╭──

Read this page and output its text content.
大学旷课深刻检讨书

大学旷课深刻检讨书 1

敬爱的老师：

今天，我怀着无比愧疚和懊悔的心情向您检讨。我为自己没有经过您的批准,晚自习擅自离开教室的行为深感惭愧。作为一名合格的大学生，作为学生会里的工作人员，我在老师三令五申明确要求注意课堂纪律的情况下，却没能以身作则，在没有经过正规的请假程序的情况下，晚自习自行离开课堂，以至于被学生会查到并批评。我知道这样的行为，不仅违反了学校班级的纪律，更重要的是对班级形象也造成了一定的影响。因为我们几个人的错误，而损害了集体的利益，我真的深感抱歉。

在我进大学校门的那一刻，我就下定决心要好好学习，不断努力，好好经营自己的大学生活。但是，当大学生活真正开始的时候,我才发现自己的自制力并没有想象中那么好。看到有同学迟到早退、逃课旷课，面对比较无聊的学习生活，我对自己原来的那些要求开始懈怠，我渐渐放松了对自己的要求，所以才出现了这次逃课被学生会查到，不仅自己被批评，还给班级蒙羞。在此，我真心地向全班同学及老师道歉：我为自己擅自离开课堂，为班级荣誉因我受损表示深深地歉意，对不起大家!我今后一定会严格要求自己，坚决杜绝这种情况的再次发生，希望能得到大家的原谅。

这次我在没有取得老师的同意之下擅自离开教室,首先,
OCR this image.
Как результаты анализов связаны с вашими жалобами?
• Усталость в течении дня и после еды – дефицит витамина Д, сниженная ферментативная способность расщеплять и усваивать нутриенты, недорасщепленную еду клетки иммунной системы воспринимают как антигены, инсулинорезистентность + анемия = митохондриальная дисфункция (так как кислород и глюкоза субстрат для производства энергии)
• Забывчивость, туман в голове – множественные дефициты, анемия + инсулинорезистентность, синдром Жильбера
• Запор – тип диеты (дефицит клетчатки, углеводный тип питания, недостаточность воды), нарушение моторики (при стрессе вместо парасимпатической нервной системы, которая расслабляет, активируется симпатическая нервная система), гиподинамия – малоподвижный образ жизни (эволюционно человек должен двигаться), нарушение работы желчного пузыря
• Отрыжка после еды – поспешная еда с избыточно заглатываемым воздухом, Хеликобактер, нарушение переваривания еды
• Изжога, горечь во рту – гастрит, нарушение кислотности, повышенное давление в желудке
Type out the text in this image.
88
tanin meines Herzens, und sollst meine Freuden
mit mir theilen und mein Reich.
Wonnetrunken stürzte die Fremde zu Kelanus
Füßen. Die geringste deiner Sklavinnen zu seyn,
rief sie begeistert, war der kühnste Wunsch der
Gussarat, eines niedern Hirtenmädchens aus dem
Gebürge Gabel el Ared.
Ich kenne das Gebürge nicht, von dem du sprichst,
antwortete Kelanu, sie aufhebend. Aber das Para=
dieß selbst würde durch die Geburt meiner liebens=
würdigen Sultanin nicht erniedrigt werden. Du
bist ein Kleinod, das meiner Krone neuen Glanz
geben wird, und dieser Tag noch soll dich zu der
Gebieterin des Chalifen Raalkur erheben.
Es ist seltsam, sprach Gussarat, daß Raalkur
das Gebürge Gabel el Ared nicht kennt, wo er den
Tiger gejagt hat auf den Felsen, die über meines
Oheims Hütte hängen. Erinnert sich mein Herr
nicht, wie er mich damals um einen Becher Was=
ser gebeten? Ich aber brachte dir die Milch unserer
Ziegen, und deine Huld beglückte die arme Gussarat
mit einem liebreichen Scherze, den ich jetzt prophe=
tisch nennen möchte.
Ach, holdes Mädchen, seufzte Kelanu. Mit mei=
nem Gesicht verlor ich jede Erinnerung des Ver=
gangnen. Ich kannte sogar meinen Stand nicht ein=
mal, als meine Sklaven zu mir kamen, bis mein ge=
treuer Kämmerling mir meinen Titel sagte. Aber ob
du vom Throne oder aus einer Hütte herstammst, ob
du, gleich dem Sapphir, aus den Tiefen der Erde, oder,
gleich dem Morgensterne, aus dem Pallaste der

╰──

Gather all the lines that include the word "oder" and copy them out.

du vom Throne oder aus einer Hütte herstammst, ob
du, gleich dem Sapphir, aus den Tiefen der Erde, oder,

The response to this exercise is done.